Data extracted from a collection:
-- START --

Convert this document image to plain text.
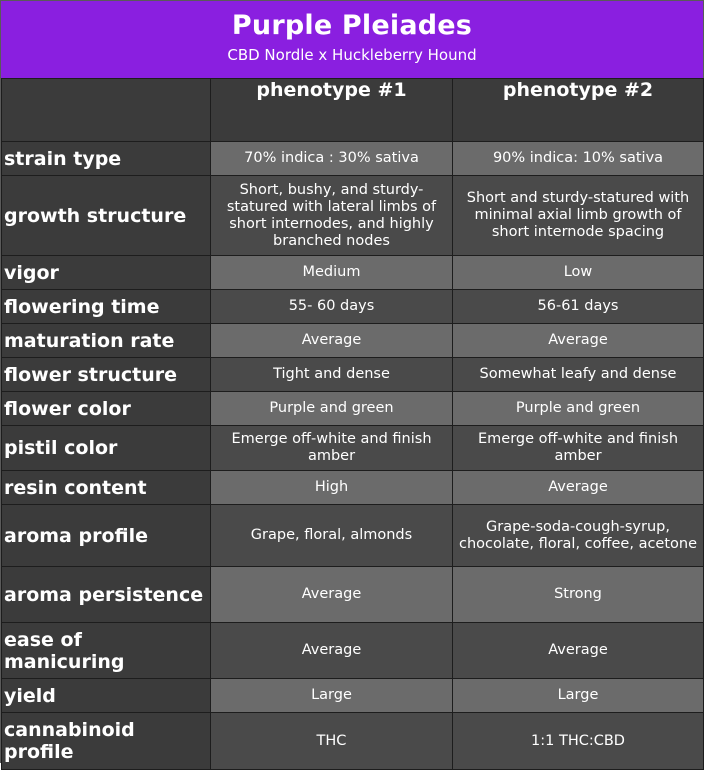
Purple Pleiades
CBD Nordle x Huckleberry Hound
	phenotype #1	phenotype #2
strain type	70% indica : 30% sativa	90% indica: 10% sativa
growth structure	Short, bushy, and sturdy-statured with lateral limbs of short internodes, and highly branched nodes	Short and sturdy-statured with minimal axial limb growth of short internode spacing
vigor	Medium	Low
flowering time	55- 60 days	56-61 days
maturation rate	Average	Average
flower structure	Tight and dense	Somewhat leafy and dense
flower color	Purple and green	Purple and green
pistil color	Emerge off-white and finish amber	Emerge off-white and finish amber
resin content	High	Average
aroma profile	Grape, floral, almonds	Grape-soda-cough-syrup, chocolate, floral, coffee, acetone
aroma persistence	Average	Strong
ease of manicuring	Average	Average
yield	Large	Large
cannabinoid profile	THC	1:1 THC:CBD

-- END --

**GIVEN TASK**: Repeat all of the entries word for word, but omit the pictures.

**RESULT OF THIS EXERCISE**:
Convert this document image to plain text.
Purple Pleiades
CBD Nordle x Huckleberry Hound
	phenotype #1	phenotype #2
strain type	70% indica : 30% sativa	90% indica: 10% sativa
growth structure	Short, bushy, and sturdy-statured with lateral limbs of short internodes, and highly branched nodes	Short and sturdy-statured with minimal axial limb growth of short internode spacing
vigor	Medium	Low
flowering time	55- 60 days	56-61 days
maturation rate	Average	Average
flower structure	Tight and dense	Somewhat leafy and dense
flower color	Purple and green	Purple and green
pistil color	Emerge off-white and finish amber	Emerge off-white and finish amber
resin content	High	Average
aroma profile	Grape, floral, almonds	Grape-soda-cough-syrup, chocolate, floral, coffee, acetone
aroma persistence	Average	Strong
ease of manicuring	Average	Average
yield	Large	Large
cannabinoid profile	THC	1:1 THC:CBD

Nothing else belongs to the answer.